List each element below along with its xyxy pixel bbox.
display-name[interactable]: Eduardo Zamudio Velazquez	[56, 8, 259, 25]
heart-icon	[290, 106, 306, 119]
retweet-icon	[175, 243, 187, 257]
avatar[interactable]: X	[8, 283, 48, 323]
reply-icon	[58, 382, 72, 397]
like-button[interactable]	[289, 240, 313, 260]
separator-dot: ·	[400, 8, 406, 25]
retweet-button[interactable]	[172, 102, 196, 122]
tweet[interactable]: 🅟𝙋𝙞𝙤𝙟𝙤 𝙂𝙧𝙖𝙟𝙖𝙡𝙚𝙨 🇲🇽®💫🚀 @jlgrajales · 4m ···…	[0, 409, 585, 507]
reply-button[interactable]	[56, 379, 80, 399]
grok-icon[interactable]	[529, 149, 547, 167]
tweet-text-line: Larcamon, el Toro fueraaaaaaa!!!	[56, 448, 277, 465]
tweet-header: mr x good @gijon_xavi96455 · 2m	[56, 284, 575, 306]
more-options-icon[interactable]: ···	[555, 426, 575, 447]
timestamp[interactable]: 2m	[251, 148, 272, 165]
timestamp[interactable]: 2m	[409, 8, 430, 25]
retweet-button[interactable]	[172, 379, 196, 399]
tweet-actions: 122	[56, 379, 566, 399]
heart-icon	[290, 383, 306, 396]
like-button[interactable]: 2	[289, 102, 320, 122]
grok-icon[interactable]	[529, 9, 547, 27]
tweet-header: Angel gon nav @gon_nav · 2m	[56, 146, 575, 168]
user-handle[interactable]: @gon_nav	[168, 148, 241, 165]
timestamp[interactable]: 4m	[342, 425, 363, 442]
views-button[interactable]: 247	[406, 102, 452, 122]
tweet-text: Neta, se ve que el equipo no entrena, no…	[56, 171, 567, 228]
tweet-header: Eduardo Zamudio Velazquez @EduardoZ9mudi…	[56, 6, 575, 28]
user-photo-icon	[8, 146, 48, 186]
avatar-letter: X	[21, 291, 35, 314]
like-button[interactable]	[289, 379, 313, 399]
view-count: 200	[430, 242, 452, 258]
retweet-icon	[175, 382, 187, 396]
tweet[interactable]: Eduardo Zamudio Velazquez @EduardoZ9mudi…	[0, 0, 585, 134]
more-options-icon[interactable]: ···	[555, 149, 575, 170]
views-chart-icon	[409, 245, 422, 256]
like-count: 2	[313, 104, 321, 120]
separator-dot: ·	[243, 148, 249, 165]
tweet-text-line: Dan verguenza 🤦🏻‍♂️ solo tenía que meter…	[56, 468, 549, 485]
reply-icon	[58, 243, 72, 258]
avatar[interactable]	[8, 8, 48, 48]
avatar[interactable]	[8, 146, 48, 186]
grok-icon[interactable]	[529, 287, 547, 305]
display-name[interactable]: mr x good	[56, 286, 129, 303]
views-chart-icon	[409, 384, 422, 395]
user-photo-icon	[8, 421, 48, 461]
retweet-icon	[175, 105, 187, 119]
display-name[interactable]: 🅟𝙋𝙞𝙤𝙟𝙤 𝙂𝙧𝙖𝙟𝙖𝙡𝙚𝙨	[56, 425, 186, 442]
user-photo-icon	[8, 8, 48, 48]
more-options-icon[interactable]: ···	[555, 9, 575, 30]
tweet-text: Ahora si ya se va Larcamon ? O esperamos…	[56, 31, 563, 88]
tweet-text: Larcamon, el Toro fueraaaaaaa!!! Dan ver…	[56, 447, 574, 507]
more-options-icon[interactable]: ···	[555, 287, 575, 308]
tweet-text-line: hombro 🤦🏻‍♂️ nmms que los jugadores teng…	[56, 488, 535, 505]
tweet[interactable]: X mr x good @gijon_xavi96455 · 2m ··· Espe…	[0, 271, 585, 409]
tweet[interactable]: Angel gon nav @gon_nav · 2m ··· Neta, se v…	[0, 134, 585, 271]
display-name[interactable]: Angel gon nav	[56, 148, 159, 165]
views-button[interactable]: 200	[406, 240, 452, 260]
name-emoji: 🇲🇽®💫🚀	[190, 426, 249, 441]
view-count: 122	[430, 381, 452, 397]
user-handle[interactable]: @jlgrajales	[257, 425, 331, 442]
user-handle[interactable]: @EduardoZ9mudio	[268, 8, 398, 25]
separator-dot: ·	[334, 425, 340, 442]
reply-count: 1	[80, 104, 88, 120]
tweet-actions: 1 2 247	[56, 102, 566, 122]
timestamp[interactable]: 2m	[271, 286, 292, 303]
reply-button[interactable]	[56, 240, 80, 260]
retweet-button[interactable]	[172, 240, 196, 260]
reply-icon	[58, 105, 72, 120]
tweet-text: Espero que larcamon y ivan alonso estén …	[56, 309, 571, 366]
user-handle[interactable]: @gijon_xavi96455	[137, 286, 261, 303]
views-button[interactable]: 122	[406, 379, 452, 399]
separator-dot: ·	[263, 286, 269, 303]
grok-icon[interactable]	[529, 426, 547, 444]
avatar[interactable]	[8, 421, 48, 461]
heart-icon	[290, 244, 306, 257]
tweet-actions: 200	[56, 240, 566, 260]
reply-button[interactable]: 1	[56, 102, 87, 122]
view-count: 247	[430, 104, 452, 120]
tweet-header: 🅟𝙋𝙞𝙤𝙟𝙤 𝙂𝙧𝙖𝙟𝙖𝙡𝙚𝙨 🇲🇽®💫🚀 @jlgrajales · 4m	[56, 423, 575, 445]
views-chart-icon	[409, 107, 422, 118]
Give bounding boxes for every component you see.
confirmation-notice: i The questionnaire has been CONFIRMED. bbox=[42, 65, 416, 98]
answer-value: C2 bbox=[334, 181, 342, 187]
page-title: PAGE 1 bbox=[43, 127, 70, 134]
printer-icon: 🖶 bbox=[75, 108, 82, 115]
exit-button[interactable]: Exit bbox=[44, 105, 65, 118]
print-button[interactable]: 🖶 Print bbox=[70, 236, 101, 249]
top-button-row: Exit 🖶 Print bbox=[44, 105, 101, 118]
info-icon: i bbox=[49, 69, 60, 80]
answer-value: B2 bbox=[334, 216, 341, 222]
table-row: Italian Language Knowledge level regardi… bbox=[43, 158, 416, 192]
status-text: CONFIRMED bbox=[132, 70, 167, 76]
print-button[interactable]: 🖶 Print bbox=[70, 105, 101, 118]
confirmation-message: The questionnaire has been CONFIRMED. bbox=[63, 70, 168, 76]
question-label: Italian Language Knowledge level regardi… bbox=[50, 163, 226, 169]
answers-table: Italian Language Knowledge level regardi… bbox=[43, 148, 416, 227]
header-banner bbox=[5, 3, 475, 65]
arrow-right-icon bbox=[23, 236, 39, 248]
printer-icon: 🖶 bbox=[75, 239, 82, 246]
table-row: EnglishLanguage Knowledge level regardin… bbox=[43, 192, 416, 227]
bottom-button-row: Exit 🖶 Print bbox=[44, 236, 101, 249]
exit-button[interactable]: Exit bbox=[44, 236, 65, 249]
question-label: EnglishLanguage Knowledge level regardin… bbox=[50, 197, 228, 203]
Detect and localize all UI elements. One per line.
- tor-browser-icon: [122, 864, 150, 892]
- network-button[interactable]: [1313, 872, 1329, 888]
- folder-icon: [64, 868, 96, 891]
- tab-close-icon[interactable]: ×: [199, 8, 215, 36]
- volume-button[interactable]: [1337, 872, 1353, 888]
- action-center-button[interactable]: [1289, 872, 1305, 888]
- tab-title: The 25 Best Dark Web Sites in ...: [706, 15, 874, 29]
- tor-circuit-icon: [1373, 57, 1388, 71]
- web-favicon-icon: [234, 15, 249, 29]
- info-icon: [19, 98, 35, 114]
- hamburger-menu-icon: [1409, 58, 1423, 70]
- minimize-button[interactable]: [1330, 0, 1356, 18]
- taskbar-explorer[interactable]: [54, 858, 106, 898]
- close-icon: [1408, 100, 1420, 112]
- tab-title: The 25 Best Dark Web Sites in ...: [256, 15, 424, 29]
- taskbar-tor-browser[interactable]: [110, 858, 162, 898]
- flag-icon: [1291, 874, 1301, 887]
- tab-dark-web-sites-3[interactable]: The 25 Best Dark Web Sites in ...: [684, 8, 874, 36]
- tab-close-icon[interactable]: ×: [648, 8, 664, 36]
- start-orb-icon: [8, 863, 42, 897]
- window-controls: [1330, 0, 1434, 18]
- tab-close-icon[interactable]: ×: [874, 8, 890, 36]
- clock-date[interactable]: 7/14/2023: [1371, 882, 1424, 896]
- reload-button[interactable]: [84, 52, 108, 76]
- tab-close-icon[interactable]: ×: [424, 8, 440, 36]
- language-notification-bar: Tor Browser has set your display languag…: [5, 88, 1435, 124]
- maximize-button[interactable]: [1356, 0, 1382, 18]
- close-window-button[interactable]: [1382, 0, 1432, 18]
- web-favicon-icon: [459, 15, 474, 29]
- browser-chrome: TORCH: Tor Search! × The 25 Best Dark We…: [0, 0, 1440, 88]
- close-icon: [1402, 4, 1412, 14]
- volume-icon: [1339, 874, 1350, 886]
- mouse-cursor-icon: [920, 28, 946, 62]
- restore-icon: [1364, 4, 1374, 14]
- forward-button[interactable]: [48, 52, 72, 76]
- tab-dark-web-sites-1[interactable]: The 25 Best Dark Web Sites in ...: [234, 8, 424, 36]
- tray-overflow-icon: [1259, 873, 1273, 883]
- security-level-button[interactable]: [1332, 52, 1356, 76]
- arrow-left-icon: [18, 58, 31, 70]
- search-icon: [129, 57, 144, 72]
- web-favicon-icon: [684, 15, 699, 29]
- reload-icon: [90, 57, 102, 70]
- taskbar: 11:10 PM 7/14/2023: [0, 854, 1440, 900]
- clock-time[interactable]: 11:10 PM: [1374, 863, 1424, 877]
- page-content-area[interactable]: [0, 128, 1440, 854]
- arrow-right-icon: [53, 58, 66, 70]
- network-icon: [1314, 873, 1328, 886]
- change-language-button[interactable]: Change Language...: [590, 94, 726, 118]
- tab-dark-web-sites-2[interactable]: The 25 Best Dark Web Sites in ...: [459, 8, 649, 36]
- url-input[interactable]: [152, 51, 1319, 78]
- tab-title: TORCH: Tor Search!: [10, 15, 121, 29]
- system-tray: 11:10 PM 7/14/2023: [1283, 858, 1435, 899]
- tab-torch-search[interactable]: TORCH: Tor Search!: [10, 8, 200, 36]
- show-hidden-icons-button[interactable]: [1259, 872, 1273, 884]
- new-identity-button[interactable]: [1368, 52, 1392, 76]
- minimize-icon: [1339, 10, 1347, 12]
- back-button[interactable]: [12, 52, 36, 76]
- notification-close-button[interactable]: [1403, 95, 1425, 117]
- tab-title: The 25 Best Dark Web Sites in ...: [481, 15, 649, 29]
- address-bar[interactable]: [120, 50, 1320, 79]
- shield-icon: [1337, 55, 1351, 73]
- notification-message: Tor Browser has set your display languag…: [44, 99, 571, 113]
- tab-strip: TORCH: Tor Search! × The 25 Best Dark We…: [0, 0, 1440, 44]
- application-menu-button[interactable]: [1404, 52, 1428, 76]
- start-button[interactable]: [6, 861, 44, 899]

STATED PROBLEM:
Output the listing as a numbered list, beginning at its first line and stopping after the line that contains "8, 406, 25]". Include both of those lines, and omit any blank lines.

FULL SOLUTION:
1. List each element below along with its xyxy pixel bbox.
2. display-name[interactable]: Eduardo Zamudio Velazquez	[56, 8, 259, 25]
3. heart-icon	[290, 106, 306, 119]
4. retweet-icon	[175, 243, 187, 257]
5. avatar[interactable]: X	[8, 283, 48, 323]
6. reply-icon	[58, 382, 72, 397]
7. like-button[interactable]	[289, 240, 313, 260]
8. separator-dot: ·	[400, 8, 406, 25]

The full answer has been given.